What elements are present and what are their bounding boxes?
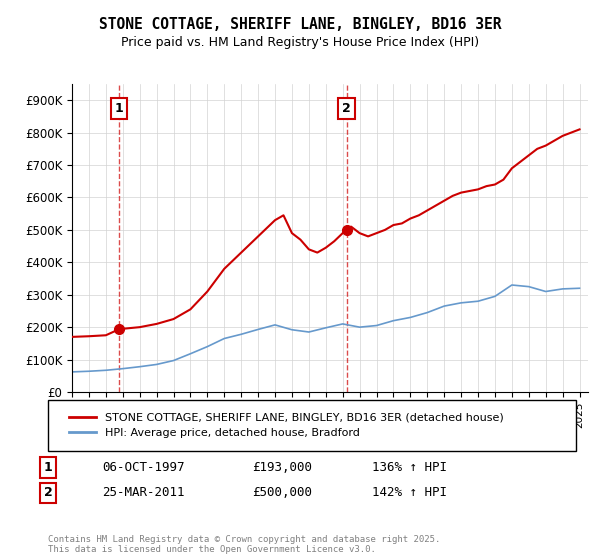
Legend: STONE COTTAGE, SHERIFF LANE, BINGLEY, BD16 3ER (detached house), HPI: Average pr: STONE COTTAGE, SHERIFF LANE, BINGLEY, BD…	[64, 408, 508, 443]
Text: 1: 1	[44, 461, 52, 474]
Text: 25-MAR-2011: 25-MAR-2011	[102, 486, 185, 500]
Text: £193,000: £193,000	[252, 461, 312, 474]
Text: 06-OCT-1997: 06-OCT-1997	[102, 461, 185, 474]
Text: £500,000: £500,000	[252, 486, 312, 500]
Text: 2: 2	[44, 486, 52, 500]
Text: 1: 1	[115, 102, 123, 115]
Text: 142% ↑ HPI: 142% ↑ HPI	[372, 486, 447, 500]
Text: STONE COTTAGE, SHERIFF LANE, BINGLEY, BD16 3ER: STONE COTTAGE, SHERIFF LANE, BINGLEY, BD…	[99, 17, 501, 32]
Text: Price paid vs. HM Land Registry's House Price Index (HPI): Price paid vs. HM Land Registry's House …	[121, 36, 479, 49]
Text: 2: 2	[342, 102, 351, 115]
Text: 136% ↑ HPI: 136% ↑ HPI	[372, 461, 447, 474]
Text: Contains HM Land Registry data © Crown copyright and database right 2025.
This d: Contains HM Land Registry data © Crown c…	[48, 535, 440, 554]
FancyBboxPatch shape	[48, 400, 576, 451]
= = = =
- [Task instructions] Copy the lines of the entries above word for word, starting with the line that contains "Legend: STONE COTTAGE, SHERIFF" and going on through the line that contains "Text: 142% ↑".

- [Solution to this exercise]
Legend: STONE COTTAGE, SHERIFF LANE, BINGLEY, BD16 3ER (detached house), HPI: Average pr: STONE COTTAGE, SHERIFF LANE, BINGLEY, BD…	[64, 408, 508, 443]
Text: 1: 1	[44, 461, 52, 474]
Text: 25-MAR-2011: 25-MAR-2011	[102, 486, 185, 500]
Text: £193,000: £193,000	[252, 461, 312, 474]
Text: 06-OCT-1997: 06-OCT-1997	[102, 461, 185, 474]
Text: £500,000: £500,000	[252, 486, 312, 500]
Text: 2: 2	[44, 486, 52, 500]
Text: 1: 1	[115, 102, 123, 115]
Text: 142% ↑ HPI: 142% ↑ HPI	[372, 486, 447, 500]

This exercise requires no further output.